[Dataset records]

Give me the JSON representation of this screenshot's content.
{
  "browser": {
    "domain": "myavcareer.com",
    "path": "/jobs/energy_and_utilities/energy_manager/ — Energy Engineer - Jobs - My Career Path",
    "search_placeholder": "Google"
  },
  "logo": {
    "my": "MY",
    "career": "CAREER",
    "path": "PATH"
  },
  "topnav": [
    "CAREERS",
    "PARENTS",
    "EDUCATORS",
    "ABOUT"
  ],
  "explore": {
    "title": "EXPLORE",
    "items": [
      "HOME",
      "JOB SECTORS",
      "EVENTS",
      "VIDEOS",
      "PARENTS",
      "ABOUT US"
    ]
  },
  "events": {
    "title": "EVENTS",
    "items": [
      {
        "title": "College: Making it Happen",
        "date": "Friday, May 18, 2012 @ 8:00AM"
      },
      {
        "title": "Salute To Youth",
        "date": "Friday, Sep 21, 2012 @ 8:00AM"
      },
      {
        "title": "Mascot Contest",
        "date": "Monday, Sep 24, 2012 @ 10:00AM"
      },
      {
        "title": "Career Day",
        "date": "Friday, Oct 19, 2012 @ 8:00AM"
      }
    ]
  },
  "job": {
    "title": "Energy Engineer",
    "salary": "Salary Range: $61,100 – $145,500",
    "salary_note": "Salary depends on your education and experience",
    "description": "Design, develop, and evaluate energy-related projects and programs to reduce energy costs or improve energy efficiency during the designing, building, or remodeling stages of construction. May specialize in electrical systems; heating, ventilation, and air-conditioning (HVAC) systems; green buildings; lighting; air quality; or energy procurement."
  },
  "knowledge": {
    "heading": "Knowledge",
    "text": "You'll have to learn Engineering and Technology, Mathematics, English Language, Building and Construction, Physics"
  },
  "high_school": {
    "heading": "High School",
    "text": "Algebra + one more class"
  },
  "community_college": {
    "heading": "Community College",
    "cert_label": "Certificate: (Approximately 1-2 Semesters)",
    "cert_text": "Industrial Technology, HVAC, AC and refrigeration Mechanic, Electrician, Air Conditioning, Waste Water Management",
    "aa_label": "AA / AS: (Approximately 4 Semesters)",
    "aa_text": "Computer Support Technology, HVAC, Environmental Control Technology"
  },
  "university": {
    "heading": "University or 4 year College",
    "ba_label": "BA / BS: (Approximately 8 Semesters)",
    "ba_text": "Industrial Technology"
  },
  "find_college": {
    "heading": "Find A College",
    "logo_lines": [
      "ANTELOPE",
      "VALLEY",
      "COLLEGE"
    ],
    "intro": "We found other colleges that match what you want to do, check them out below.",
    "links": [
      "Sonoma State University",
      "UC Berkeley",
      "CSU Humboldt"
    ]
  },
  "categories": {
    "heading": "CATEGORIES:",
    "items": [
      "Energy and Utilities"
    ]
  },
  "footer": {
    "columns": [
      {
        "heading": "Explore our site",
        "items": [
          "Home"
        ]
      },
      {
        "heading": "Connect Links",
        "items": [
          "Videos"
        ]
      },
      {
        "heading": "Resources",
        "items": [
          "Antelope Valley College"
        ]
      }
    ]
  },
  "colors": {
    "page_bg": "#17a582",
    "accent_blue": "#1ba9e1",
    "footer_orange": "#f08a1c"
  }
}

§ WHAT YOU SHOULD DO: Write out every line of the preceding listing that contains "heading".

§ ANSWER:
    "heading": "Knowledge",
    "heading": "High School",
    "heading": "Community College",
    "heading": "University or 4 year College",
    "heading": "Find A College",
    "heading": "CATEGORIES:",
        "heading": "Explore our site",
        "heading": "Connect Links",
        "heading": "Resources",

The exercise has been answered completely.